Write out each line in which the string "cryptocurrency" is present.
BEGIN Data section
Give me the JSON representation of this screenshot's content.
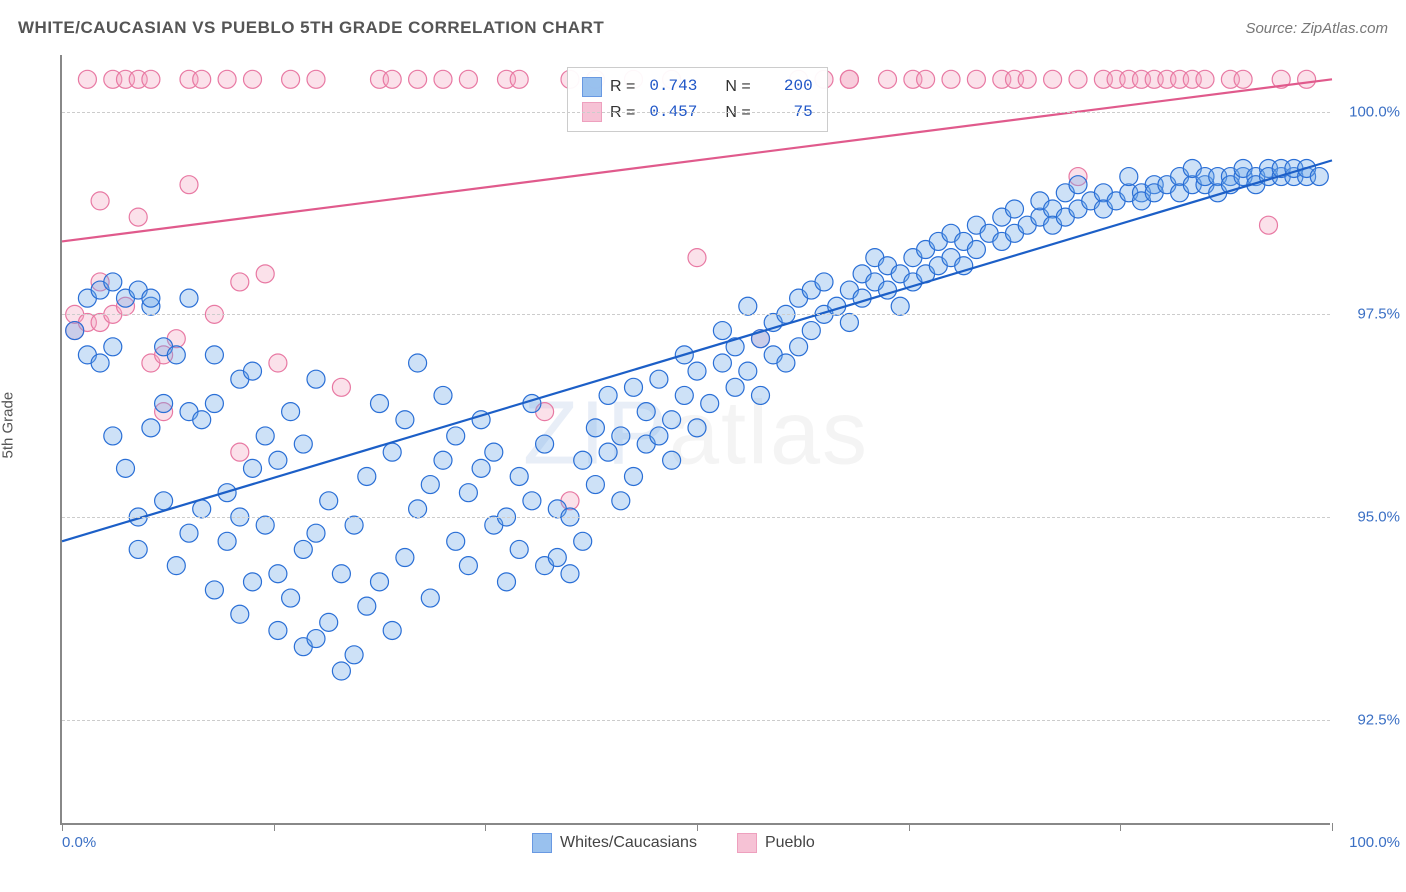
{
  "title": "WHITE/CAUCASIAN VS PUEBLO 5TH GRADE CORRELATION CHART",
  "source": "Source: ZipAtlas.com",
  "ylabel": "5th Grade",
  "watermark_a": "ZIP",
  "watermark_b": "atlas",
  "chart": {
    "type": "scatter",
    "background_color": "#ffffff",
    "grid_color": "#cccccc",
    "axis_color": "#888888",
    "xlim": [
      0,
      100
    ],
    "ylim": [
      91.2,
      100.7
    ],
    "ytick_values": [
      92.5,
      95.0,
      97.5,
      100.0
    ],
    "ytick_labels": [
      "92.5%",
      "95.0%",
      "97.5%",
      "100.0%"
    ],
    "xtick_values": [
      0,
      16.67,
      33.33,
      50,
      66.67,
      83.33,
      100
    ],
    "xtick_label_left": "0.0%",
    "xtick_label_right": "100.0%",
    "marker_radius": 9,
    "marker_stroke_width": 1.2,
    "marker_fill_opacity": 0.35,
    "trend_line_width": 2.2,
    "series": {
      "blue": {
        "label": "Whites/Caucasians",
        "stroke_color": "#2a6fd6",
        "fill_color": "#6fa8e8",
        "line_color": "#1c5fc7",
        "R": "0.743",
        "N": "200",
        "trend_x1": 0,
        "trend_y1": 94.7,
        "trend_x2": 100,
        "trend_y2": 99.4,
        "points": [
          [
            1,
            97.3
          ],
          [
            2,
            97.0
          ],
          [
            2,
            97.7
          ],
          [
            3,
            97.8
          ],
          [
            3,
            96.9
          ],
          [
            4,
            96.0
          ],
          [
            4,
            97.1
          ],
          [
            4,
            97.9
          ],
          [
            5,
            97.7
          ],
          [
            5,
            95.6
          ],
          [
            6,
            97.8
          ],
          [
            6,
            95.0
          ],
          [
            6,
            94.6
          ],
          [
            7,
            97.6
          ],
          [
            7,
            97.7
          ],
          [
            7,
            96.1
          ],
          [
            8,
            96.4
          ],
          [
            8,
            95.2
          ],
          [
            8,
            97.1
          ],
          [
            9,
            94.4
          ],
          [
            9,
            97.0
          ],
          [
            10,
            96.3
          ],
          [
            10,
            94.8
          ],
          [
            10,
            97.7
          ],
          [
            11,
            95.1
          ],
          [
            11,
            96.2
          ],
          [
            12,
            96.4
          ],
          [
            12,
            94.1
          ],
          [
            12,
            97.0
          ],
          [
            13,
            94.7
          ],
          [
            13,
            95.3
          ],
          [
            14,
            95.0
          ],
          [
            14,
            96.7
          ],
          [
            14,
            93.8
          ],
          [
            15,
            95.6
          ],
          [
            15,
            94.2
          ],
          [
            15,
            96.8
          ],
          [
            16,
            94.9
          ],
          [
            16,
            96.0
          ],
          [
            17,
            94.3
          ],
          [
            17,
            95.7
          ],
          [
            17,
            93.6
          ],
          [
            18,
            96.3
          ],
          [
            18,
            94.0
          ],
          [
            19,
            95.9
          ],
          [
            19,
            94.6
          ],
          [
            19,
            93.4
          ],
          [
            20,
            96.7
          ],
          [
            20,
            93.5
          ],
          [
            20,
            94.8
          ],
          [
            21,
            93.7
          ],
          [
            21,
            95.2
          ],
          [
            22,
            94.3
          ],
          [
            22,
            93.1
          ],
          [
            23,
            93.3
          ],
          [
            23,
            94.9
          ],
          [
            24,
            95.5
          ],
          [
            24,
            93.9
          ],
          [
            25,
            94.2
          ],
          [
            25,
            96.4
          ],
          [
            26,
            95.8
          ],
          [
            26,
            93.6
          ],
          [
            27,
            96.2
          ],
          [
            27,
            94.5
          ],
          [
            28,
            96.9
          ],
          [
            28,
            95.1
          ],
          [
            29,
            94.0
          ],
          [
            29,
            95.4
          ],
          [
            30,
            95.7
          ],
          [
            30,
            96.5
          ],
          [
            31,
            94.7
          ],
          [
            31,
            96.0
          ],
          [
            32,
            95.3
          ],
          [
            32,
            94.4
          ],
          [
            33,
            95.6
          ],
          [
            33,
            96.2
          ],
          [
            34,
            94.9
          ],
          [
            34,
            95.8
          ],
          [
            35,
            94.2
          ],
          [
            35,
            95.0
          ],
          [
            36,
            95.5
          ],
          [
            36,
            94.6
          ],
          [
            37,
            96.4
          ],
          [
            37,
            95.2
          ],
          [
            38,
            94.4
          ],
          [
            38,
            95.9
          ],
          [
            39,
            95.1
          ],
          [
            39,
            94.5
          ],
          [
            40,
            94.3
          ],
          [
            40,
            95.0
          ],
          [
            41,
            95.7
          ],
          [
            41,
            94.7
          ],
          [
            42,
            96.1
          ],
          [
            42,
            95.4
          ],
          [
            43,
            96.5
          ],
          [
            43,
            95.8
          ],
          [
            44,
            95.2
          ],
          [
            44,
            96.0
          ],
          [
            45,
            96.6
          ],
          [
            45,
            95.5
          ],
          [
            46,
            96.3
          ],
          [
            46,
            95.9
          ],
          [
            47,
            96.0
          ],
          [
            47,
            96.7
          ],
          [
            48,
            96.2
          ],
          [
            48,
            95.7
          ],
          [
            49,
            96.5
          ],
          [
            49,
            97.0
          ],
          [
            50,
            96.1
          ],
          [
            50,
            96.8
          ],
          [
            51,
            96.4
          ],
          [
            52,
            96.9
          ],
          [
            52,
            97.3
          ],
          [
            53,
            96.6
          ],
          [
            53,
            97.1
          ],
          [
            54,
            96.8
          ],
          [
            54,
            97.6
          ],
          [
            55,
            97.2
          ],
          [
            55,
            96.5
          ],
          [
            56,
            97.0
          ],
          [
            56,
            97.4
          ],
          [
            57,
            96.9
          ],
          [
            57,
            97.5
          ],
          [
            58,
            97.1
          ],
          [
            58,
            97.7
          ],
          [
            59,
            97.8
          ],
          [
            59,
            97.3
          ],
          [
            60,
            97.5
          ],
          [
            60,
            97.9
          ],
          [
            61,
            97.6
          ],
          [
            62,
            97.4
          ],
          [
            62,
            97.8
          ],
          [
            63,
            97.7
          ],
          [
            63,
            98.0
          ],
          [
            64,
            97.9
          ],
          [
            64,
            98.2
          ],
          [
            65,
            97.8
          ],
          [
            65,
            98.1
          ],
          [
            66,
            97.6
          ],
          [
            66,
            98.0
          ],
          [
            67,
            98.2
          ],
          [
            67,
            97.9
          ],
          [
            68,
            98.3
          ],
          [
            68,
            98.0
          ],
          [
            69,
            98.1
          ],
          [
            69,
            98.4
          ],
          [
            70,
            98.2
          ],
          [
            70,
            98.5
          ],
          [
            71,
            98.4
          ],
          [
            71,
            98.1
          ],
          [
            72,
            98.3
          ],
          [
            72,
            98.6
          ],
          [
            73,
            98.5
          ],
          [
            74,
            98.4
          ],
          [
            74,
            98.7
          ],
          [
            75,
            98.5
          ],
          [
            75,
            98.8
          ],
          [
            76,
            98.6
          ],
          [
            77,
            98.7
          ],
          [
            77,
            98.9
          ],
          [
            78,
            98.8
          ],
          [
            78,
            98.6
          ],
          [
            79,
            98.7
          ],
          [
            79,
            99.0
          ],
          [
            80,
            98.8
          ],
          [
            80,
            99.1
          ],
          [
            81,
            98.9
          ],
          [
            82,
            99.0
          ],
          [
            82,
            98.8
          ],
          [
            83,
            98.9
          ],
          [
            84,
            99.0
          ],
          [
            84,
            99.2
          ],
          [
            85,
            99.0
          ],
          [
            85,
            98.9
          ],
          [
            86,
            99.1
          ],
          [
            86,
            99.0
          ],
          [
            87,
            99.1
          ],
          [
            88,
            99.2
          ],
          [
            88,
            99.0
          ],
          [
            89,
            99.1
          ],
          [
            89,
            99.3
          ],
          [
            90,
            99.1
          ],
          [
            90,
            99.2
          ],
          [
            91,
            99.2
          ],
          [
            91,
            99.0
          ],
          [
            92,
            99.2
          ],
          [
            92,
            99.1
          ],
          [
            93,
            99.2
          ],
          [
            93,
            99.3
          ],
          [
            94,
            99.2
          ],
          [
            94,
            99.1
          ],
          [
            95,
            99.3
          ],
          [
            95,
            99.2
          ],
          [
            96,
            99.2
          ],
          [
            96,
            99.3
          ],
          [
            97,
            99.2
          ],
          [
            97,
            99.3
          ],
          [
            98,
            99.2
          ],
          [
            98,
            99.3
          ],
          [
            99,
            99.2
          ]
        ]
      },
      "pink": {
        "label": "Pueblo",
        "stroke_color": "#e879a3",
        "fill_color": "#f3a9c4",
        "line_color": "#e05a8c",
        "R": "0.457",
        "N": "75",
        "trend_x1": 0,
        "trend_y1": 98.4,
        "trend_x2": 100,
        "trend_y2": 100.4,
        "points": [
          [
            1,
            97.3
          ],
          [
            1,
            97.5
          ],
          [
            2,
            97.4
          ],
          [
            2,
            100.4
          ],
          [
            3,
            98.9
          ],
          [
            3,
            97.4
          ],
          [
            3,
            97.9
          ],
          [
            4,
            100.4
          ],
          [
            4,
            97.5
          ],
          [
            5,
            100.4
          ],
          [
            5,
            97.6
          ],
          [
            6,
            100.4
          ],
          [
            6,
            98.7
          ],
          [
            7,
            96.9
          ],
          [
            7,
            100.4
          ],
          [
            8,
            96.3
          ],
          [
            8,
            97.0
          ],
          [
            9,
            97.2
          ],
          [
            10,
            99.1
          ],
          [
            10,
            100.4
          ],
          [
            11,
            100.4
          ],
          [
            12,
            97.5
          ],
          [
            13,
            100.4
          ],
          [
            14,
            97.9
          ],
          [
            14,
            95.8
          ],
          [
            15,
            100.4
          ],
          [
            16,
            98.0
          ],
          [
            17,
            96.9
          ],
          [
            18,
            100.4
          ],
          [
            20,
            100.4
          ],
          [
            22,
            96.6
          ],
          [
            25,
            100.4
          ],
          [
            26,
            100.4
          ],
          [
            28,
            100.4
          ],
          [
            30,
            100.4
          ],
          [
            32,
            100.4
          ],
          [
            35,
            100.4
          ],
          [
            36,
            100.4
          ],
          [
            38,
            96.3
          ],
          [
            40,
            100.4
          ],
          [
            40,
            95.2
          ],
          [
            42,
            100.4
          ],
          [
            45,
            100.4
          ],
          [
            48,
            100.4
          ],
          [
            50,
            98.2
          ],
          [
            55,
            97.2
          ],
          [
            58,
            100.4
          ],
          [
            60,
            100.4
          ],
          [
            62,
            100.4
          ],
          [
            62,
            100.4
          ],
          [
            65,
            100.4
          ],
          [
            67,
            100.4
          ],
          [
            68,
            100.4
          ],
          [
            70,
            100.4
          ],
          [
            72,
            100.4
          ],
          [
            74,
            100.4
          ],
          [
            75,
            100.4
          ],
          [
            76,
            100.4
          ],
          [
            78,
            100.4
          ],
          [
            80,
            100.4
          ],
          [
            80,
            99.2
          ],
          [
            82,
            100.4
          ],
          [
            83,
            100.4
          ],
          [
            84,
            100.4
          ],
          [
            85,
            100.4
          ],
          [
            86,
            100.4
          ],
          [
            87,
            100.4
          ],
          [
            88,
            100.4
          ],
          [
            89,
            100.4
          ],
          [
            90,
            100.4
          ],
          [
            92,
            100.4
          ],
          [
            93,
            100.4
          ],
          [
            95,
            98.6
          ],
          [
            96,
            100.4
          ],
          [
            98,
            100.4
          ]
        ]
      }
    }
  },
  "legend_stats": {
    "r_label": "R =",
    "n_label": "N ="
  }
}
END Data section
BEGIN Data section
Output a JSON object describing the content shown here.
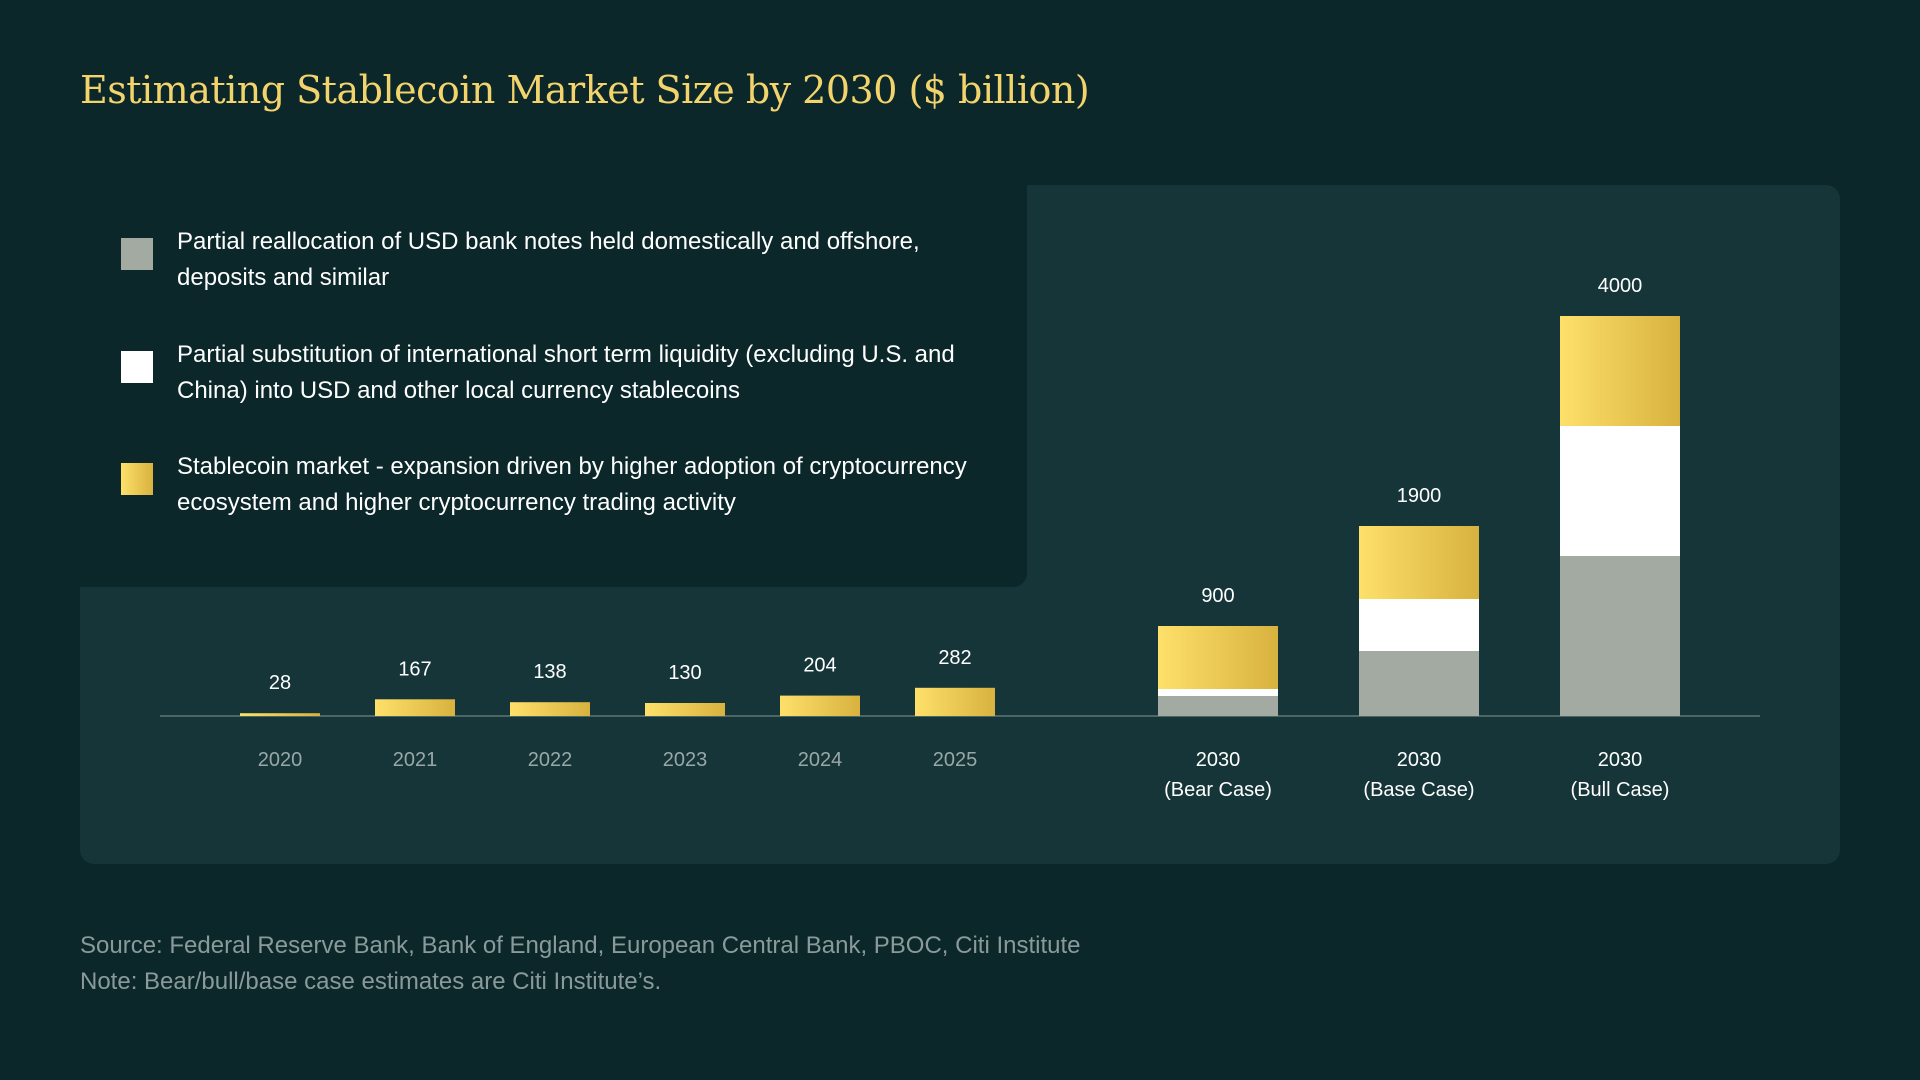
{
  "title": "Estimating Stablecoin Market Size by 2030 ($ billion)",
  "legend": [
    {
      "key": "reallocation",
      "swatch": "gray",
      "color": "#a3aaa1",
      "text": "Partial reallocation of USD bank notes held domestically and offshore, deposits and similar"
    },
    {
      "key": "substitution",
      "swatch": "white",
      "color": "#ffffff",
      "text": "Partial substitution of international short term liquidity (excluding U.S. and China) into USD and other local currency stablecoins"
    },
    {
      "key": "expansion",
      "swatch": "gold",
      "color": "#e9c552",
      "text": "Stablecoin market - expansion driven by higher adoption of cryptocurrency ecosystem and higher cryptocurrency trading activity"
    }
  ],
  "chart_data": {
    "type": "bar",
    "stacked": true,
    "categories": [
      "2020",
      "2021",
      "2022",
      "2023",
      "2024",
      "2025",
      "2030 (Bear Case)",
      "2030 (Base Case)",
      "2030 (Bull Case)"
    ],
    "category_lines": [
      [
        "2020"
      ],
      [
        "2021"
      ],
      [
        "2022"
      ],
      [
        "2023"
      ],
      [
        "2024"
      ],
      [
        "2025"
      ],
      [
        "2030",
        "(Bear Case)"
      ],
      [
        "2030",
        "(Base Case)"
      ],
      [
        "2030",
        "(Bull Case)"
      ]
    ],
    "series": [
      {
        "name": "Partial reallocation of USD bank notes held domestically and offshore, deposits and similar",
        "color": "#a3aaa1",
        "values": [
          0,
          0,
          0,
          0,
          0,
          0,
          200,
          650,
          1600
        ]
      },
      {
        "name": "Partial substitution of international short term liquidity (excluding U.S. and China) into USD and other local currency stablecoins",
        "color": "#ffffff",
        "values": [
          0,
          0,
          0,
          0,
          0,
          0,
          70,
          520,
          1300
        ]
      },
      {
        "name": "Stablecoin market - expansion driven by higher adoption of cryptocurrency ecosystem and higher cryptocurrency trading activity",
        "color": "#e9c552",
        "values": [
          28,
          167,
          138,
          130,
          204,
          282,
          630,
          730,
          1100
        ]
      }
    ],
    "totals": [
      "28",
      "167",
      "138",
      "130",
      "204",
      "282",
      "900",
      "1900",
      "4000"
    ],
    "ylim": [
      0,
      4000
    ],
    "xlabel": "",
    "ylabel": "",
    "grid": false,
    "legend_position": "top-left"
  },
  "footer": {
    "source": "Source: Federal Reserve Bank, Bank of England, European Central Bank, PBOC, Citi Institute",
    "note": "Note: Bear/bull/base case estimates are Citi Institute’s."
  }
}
END Data section
Finished exercise >>
      "text": "Stablecoin market - expansion driven by higher adoption of cryptocurrency ecosystem and higher cryptocurrency trading activity"
        "name": "Stablecoin market - expansion driven by higher adoption of cryptocurrency ecosystem and higher cryptocurrency trading activity",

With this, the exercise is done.